WRITTEN EXERCISE — Print the data exactly as it is given, please.

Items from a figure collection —
>>

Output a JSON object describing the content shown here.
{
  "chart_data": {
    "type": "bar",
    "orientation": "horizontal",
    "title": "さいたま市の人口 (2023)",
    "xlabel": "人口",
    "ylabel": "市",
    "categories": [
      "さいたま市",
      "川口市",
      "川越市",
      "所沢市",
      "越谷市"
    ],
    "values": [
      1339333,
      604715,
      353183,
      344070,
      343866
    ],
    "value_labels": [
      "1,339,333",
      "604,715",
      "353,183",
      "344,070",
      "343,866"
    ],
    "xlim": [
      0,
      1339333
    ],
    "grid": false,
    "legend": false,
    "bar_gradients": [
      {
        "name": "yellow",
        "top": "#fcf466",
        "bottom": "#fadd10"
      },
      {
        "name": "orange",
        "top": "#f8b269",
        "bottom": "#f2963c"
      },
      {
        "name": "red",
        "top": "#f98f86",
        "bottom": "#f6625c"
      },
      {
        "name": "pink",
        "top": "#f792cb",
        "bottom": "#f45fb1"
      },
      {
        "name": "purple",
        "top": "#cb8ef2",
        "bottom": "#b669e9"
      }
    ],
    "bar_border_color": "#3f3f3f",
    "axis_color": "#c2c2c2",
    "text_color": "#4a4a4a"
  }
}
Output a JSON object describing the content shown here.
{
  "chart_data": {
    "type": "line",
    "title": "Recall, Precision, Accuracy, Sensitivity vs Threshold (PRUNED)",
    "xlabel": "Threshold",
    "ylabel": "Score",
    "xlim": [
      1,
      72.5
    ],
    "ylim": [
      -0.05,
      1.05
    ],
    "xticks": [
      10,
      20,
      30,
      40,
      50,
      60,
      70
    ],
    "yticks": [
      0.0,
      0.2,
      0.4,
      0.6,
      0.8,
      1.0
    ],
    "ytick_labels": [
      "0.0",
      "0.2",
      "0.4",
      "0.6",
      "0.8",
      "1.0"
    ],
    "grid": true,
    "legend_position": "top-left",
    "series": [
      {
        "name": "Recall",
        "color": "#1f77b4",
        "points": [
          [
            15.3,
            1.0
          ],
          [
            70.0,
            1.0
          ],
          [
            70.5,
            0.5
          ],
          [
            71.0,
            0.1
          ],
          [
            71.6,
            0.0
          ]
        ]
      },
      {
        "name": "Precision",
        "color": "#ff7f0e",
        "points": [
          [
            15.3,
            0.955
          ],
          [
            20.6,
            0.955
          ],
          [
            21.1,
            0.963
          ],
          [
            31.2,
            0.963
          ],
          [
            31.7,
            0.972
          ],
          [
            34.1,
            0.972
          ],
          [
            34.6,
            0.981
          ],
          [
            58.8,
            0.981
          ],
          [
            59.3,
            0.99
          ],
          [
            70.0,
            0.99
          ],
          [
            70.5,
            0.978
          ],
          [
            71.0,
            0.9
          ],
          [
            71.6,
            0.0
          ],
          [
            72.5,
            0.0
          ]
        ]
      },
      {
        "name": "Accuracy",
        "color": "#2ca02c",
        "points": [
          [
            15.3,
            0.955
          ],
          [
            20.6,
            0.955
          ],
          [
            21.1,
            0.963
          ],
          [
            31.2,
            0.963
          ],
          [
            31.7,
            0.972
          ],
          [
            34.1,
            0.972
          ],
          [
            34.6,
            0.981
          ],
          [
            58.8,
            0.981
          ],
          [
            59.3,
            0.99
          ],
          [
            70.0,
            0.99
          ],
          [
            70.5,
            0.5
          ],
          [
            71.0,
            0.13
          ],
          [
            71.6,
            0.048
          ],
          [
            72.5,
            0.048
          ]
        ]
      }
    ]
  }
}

<<

SOLUTION TO THE PROBLEM —
Output a JSON object describing the content shown here.
{
  "chart_data": {
    "type": "bar",
    "orientation": "horizontal",
    "title": "さいたま市の人口 (2023)",
    "xlabel": "人口",
    "ylabel": "市",
    "categories": [
      "さいたま市",
      "川口市",
      "川越市",
      "所沢市",
      "越谷市"
    ],
    "values": [
      1339333,
      604715,
      353183,
      344070,
      343866
    ],
    "value_labels": [
      "1,339,333",
      "604,715",
      "353,183",
      "344,070",
      "343,866"
    ],
    "xlim": [
      0,
      1339333
    ],
    "grid": false,
    "legend": false,
    "bar_gradients": [
      {
        "name": "yellow",
        "top": "#fcf466",
        "bottom": "#fadd10"
      },
      {
        "name": "orange",
        "top": "#f8b269",
        "bottom": "#f2963c"
      },
      {
        "name": "red",
        "top": "#f98f86",
        "bottom": "#f6625c"
      },
      {
        "name": "pink",
        "top": "#f792cb",
        "bottom": "#f45fb1"
      },
      {
        "name": "purple",
        "top": "#cb8ef2",
        "bottom": "#b669e9"
      }
    ],
    "bar_border_color": "#3f3f3f",
    "axis_color": "#c2c2c2",
    "text_color": "#4a4a4a"
  }
}
Output a JSON object describing the content shown here.
{
  "chart_data": {
    "type": "line",
    "title": "Recall, Precision, Accuracy, Sensitivity vs Threshold (PRUNED)",
    "xlabel": "Threshold",
    "ylabel": "Score",
    "xlim": [
      1,
      72.5
    ],
    "ylim": [
      -0.05,
      1.05
    ],
    "xticks": [
      10,
      20,
      30,
      40,
      50,
      60,
      70
    ],
    "yticks": [
      0.0,
      0.2,
      0.4,
      0.6,
      0.8,
      1.0
    ],
    "ytick_labels": [
      "0.0",
      "0.2",
      "0.4",
      "0.6",
      "0.8",
      "1.0"
    ],
    "grid": true,
    "legend_position": "top-left",
    "series": [
      {
        "name": "Recall",
        "color": "#1f77b4",
        "points": [
          [
            15.3,
            1.0
          ],
          [
            70.0,
            1.0
          ],
          [
            70.5,
            0.5
          ],
          [
            71.0,
            0.1
          ],
          [
            71.6,
            0.0
          ]
        ]
      },
      {
        "name": "Precision",
        "color": "#ff7f0e",
        "points": [
          [
            15.3,
            0.955
          ],
          [
            20.6,
            0.955
          ],
          [
            21.1,
            0.963
          ],
          [
            31.2,
            0.963
          ],
          [
            31.7,
            0.972
          ],
          [
            34.1,
            0.972
          ],
          [
            34.6,
            0.981
          ],
          [
            58.8,
            0.981
          ],
          [
            59.3,
            0.99
          ],
          [
            70.0,
            0.99
          ],
          [
            70.5,
            0.978
          ],
          [
            71.0,
            0.9
          ],
          [
            71.6,
            0.0
          ],
          [
            72.5,
            0.0
          ]
        ]
      },
      {
        "name": "Accuracy",
        "color": "#2ca02c",
        "points": [
          [
            15.3,
            0.955
          ],
          [
            20.6,
            0.955
          ],
          [
            21.1,
            0.963
          ],
          [
            31.2,
            0.963
          ],
          [
            31.7,
            0.972
          ],
          [
            34.1,
            0.972
          ],
          [
            34.6,
            0.981
          ],
          [
            58.8,
            0.981
          ],
          [
            59.3,
            0.99
          ],
          [
            70.0,
            0.99
          ],
          [
            70.5,
            0.5
          ],
          [
            71.0,
            0.13
          ],
          [
            71.6,
            0.048
          ],
          [
            72.5,
            0.048
          ]
        ]
      }
    ]
  }
}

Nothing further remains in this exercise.